Items listed in a dataset:
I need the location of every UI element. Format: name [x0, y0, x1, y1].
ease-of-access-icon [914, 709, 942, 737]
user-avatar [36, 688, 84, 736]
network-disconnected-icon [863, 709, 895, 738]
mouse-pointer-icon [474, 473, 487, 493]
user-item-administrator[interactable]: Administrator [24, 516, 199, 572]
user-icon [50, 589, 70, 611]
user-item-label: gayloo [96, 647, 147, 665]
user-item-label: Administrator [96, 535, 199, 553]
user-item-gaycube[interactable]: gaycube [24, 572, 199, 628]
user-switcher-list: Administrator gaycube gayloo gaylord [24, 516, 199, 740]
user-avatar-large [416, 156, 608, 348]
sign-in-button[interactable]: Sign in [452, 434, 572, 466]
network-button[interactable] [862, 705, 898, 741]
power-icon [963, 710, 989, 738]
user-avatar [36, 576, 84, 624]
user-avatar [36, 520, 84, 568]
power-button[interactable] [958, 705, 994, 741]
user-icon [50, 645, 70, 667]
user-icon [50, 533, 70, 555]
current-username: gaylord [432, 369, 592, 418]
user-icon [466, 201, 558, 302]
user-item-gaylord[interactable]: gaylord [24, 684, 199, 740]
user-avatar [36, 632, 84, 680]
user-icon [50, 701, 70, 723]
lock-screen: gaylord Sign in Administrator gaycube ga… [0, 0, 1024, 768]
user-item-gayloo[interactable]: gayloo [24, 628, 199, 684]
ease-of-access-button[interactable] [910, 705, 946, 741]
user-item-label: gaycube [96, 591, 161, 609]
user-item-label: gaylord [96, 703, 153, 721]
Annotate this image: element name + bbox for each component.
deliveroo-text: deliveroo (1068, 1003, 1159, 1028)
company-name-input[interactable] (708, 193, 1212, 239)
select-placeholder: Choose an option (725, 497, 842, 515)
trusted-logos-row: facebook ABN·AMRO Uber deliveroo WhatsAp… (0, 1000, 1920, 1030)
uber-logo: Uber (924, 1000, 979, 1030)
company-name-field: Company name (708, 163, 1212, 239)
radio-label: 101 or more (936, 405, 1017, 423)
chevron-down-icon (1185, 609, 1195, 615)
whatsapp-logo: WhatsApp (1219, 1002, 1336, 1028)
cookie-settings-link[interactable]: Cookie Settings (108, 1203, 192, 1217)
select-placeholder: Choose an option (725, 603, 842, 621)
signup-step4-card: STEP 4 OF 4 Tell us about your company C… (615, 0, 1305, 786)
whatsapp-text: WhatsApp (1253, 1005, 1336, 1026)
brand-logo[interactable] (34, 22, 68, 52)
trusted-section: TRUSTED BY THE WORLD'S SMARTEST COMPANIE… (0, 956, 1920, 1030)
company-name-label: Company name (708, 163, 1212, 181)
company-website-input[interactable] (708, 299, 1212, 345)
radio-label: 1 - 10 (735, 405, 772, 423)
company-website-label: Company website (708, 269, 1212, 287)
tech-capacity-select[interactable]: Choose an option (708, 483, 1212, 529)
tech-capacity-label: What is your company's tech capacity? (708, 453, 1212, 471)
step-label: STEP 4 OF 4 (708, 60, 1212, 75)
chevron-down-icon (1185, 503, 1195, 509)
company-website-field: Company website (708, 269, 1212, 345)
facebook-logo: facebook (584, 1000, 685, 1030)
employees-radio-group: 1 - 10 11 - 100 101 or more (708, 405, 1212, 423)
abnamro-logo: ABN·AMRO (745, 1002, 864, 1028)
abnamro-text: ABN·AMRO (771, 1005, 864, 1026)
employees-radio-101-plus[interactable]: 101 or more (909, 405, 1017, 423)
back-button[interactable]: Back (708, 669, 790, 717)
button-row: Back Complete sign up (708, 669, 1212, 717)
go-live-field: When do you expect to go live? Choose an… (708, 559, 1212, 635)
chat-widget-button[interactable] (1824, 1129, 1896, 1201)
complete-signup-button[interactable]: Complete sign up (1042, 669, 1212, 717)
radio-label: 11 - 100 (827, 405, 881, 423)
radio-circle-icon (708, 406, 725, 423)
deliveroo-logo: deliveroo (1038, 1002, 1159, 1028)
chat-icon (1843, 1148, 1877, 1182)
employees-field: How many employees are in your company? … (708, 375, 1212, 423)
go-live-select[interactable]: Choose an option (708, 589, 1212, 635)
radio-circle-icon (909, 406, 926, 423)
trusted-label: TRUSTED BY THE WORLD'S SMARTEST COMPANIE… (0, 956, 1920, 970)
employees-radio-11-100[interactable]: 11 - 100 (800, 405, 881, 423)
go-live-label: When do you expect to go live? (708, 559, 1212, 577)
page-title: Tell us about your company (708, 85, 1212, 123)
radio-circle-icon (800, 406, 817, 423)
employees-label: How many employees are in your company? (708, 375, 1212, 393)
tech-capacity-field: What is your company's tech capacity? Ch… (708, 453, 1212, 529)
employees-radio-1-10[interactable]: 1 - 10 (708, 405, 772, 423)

_Aim of the exercise_.
Pull out every line from the items above and copy each one character for character, keeping the original order.

_Result of the task_.
I need the location of every UI element. Format: name [x0, y0, x1, y1].
ease-of-access-icon [914, 709, 942, 737]
user-avatar [36, 688, 84, 736]
network-disconnected-icon [863, 709, 895, 738]
mouse-pointer-icon [474, 473, 487, 493]
user-item-administrator[interactable]: Administrator [24, 516, 199, 572]
user-icon [50, 589, 70, 611]
user-item-label: gayloo [96, 647, 147, 665]
user-item-label: Administrator [96, 535, 199, 553]
user-item-gaycube[interactable]: gaycube [24, 572, 199, 628]
user-switcher-list: Administrator gaycube gayloo gaylord [24, 516, 199, 740]
user-avatar-large [416, 156, 608, 348]
sign-in-button[interactable]: Sign in [452, 434, 572, 466]
network-button[interactable] [862, 705, 898, 741]
power-icon [963, 710, 989, 738]
user-avatar [36, 576, 84, 624]
user-avatar [36, 520, 84, 568]
power-button[interactable] [958, 705, 994, 741]
user-icon [50, 645, 70, 667]
user-icon [50, 533, 70, 555]
current-username: gaylord [432, 369, 592, 418]
user-icon [466, 201, 558, 302]
user-item-gaylord[interactable]: gaylord [24, 684, 199, 740]
user-avatar [36, 632, 84, 680]
user-icon [50, 701, 70, 723]
lock-screen: gaylord Sign in Administrator gaycube ga… [0, 0, 1024, 768]
user-item-gayloo[interactable]: gayloo [24, 628, 199, 684]
ease-of-access-button[interactable] [910, 705, 946, 741]
user-item-label: gaycube [96, 591, 161, 609]
user-item-label: gaylord [96, 703, 153, 721]
Annotate this image: element name + bbox for each component.
deliveroo-text: deliveroo (1068, 1003, 1159, 1028)
company-name-input[interactable] (708, 193, 1212, 239)
select-placeholder: Choose an option (725, 497, 842, 515)
trusted-logos-row: facebook ABN·AMRO Uber deliveroo WhatsAp… (0, 1000, 1920, 1030)
uber-logo: Uber (924, 1000, 979, 1030)
company-name-field: Company name (708, 163, 1212, 239)
radio-label: 101 or more (936, 405, 1017, 423)
chevron-down-icon (1185, 609, 1195, 615)
whatsapp-logo: WhatsApp (1219, 1002, 1336, 1028)
cookie-settings-link[interactable]: Cookie Settings (108, 1203, 192, 1217)
select-placeholder: Choose an option (725, 603, 842, 621)
signup-step4-card: STEP 4 OF 4 Tell us about your company C… (615, 0, 1305, 786)
whatsapp-text: WhatsApp (1253, 1005, 1336, 1026)
brand-logo[interactable] (34, 22, 68, 52)
trusted-section: TRUSTED BY THE WORLD'S SMARTEST COMPANIE… (0, 956, 1920, 1030)
company-name-label: Company name (708, 163, 1212, 181)
company-website-input[interactable] (708, 299, 1212, 345)
radio-label: 1 - 10 (735, 405, 772, 423)
company-website-label: Company website (708, 269, 1212, 287)
tech-capacity-select[interactable]: Choose an option (708, 483, 1212, 529)
tech-capacity-label: What is your company's tech capacity? (708, 453, 1212, 471)
step-label: STEP 4 OF 4 (708, 60, 1212, 75)
chevron-down-icon (1185, 503, 1195, 509)
company-website-field: Company website (708, 269, 1212, 345)
facebook-logo: facebook (584, 1000, 685, 1030)
employees-radio-group: 1 - 10 11 - 100 101 or more (708, 405, 1212, 423)
abnamro-logo: ABN·AMRO (745, 1002, 864, 1028)
abnamro-text: ABN·AMRO (771, 1005, 864, 1026)
employees-radio-101-plus[interactable]: 101 or more (909, 405, 1017, 423)
back-button[interactable]: Back (708, 669, 790, 717)
button-row: Back Complete sign up (708, 669, 1212, 717)
go-live-field: When do you expect to go live? Choose an… (708, 559, 1212, 635)
chat-widget-button[interactable] (1824, 1129, 1896, 1201)
complete-signup-button[interactable]: Complete sign up (1042, 669, 1212, 717)
radio-label: 11 - 100 (827, 405, 881, 423)
radio-circle-icon (708, 406, 725, 423)
deliveroo-logo: deliveroo (1038, 1002, 1159, 1028)
chat-icon (1843, 1148, 1877, 1182)
employees-field: How many employees are in your company? … (708, 375, 1212, 423)
go-live-select[interactable]: Choose an option (708, 589, 1212, 635)
radio-circle-icon (909, 406, 926, 423)
trusted-label: TRUSTED BY THE WORLD'S SMARTEST COMPANIE… (0, 956, 1920, 970)
employees-radio-11-100[interactable]: 11 - 100 (800, 405, 881, 423)
go-live-label: When do you expect to go live? (708, 559, 1212, 577)
page-title: Tell us about your company (708, 85, 1212, 123)
radio-circle-icon (800, 406, 817, 423)
employees-label: How many employees are in your company? (708, 375, 1212, 393)
tech-capacity-field: What is your company's tech capacity? Ch… (708, 453, 1212, 529)
employees-radio-1-10[interactable]: 1 - 10 (708, 405, 772, 423)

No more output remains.